The data below must be copied in full and without any change.

Entries from a dataset
************

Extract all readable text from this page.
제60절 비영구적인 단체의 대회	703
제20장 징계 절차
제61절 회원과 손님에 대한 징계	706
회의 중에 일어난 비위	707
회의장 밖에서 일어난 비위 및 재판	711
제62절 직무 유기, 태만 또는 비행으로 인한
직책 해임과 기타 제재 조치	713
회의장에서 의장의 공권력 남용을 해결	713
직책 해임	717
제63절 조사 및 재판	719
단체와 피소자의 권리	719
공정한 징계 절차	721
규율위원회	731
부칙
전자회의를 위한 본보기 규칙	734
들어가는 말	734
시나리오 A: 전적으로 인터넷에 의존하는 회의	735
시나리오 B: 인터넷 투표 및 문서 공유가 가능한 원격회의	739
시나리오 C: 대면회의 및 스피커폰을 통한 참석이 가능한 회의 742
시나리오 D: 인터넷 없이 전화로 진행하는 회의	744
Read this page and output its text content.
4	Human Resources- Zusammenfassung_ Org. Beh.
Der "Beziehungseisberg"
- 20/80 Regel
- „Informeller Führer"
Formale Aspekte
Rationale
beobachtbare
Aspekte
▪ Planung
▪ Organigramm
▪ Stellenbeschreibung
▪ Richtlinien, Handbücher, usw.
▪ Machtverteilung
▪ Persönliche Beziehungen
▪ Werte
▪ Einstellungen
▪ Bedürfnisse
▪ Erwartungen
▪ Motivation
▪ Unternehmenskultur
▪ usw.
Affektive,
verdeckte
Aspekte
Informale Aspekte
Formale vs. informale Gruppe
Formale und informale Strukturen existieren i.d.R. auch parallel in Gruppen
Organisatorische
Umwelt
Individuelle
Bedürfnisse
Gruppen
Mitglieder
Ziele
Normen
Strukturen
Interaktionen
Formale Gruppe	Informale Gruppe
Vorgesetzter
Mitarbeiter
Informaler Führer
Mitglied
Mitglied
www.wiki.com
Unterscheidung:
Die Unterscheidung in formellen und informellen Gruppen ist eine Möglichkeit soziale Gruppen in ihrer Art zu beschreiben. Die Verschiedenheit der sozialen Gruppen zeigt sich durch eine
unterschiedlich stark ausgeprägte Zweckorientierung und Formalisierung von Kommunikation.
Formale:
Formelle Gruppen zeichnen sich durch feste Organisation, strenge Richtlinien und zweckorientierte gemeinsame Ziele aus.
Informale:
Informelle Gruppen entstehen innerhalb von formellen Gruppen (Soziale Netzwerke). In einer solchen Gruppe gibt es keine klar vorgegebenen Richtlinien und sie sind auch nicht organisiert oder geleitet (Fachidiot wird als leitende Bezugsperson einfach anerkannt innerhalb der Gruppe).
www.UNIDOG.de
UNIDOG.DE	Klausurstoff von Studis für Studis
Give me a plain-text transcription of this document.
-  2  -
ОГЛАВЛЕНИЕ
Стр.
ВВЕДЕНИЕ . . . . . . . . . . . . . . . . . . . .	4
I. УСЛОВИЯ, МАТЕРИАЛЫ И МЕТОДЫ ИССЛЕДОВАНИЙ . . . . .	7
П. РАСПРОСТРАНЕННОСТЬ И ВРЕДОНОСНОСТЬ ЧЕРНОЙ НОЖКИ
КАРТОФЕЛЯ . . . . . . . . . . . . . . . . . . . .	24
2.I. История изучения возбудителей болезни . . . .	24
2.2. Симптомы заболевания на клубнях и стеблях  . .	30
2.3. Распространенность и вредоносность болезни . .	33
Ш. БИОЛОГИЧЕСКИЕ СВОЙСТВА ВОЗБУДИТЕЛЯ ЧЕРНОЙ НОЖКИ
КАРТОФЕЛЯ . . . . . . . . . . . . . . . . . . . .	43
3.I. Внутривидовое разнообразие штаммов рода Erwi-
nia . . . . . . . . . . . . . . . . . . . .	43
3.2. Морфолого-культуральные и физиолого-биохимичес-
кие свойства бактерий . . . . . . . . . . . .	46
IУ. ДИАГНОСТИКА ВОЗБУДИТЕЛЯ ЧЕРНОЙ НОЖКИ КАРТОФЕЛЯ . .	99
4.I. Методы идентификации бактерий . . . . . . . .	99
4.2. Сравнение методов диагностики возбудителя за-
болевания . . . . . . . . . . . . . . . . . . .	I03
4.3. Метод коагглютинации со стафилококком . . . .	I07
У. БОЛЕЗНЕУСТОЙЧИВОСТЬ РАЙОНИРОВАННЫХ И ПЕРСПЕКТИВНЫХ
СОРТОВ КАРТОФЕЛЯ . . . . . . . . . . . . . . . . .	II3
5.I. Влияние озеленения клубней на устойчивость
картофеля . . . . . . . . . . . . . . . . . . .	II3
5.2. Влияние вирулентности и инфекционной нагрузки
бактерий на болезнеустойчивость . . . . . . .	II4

************

• _Written answer_
Extract all readable text from this page.
제60절 비영구적인 단체의 대회	703
제20장 징계 절차
제61절 회원과 손님에 대한 징계	706
회의 중에 일어난 비위	707
회의장 밖에서 일어난 비위 및 재판	711
제62절 직무 유기, 태만 또는 비행으로 인한
직책 해임과 기타 제재 조치	713
회의장에서 의장의 공권력 남용을 해결	713
직책 해임	717
제63절 조사 및 재판	719
단체와 피소자의 권리	719
공정한 징계 절차	721
규율위원회	731
부칙
전자회의를 위한 본보기 규칙	734
들어가는 말	734
시나리오 A: 전적으로 인터넷에 의존하는 회의	735
시나리오 B: 인터넷 투표 및 문서 공유가 가능한 원격회의	739
시나리오 C: 대면회의 및 스피커폰을 통한 참석이 가능한 회의 742
시나리오 D: 인터넷 없이 전화로 진행하는 회의	744
Read this page and output its text content.
4	Human Resources- Zusammenfassung_ Org. Beh.
Der "Beziehungseisberg"
- 20/80 Regel
- „Informeller Führer"
Formale Aspekte
Rationale
beobachtbare
Aspekte
▪ Planung
▪ Organigramm
▪ Stellenbeschreibung
▪ Richtlinien, Handbücher, usw.
▪ Machtverteilung
▪ Persönliche Beziehungen
▪ Werte
▪ Einstellungen
▪ Bedürfnisse
▪ Erwartungen
▪ Motivation
▪ Unternehmenskultur
▪ usw.
Affektive,
verdeckte
Aspekte
Informale Aspekte
Formale vs. informale Gruppe
Formale und informale Strukturen existieren i.d.R. auch parallel in Gruppen
Organisatorische
Umwelt
Individuelle
Bedürfnisse
Gruppen
Mitglieder
Ziele
Normen
Strukturen
Interaktionen
Formale Gruppe	Informale Gruppe
Vorgesetzter
Mitarbeiter
Informaler Führer
Mitglied
Mitglied
www.wiki.com
Unterscheidung:
Die Unterscheidung in formellen und informellen Gruppen ist eine Möglichkeit soziale Gruppen in ihrer Art zu beschreiben. Die Verschiedenheit der sozialen Gruppen zeigt sich durch eine
unterschiedlich stark ausgeprägte Zweckorientierung und Formalisierung von Kommunikation.
Formale:
Formelle Gruppen zeichnen sich durch feste Organisation, strenge Richtlinien und zweckorientierte gemeinsame Ziele aus.
Informale:
Informelle Gruppen entstehen innerhalb von formellen Gruppen (Soziale Netzwerke). In einer solchen Gruppe gibt es keine klar vorgegebenen Richtlinien und sie sind auch nicht organisiert oder geleitet (Fachidiot wird als leitende Bezugsperson einfach anerkannt innerhalb der Gruppe).
www.UNIDOG.de
UNIDOG.DE	Klausurstoff von Studis für Studis
Give me a plain-text transcription of this document.
-  2  -
ОГЛАВЛЕНИЕ
Стр.
ВВЕДЕНИЕ . . . . . . . . . . . . . . . . . . . .	4
I. УСЛОВИЯ, МАТЕРИАЛЫ И МЕТОДЫ ИССЛЕДОВАНИЙ . . . . .	7
П. РАСПРОСТРАНЕННОСТЬ И ВРЕДОНОСНОСТЬ ЧЕРНОЙ НОЖКИ
КАРТОФЕЛЯ . . . . . . . . . . . . . . . . . . . .	24
2.I. История изучения возбудителей болезни . . . .	24
2.2. Симптомы заболевания на клубнях и стеблях  . .	30
2.3. Распространенность и вредоносность болезни . .	33
Ш. БИОЛОГИЧЕСКИЕ СВОЙСТВА ВОЗБУДИТЕЛЯ ЧЕРНОЙ НОЖКИ
КАРТОФЕЛЯ . . . . . . . . . . . . . . . . . . . .	43
3.I. Внутривидовое разнообразие штаммов рода Erwi-
nia . . . . . . . . . . . . . . . . . . . .	43
3.2. Морфолого-культуральные и физиолого-биохимичес-
кие свойства бактерий . . . . . . . . . . . .	46
IУ. ДИАГНОСТИКА ВОЗБУДИТЕЛЯ ЧЕРНОЙ НОЖКИ КАРТОФЕЛЯ . .	99
4.I. Методы идентификации бактерий . . . . . . . .	99
4.2. Сравнение методов диагностики возбудителя за-
болевания . . . . . . . . . . . . . . . . . . .	I03
4.3. Метод коагглютинации со стафилококком . . . .	I07
У. БОЛЕЗНЕУСТОЙЧИВОСТЬ РАЙОНИРОВАННЫХ И ПЕРСПЕКТИВНЫХ
СОРТОВ КАРТОФЕЛЯ . . . . . . . . . . . . . . . . .	II3
5.I. Влияние озеленения клубней на устойчивость
картофеля . . . . . . . . . . . . . . . . . . .	II3
5.2. Влияние вирулентности и инфекционной нагрузки
бактерий на болезнеустойчивость . . . . . . .	II4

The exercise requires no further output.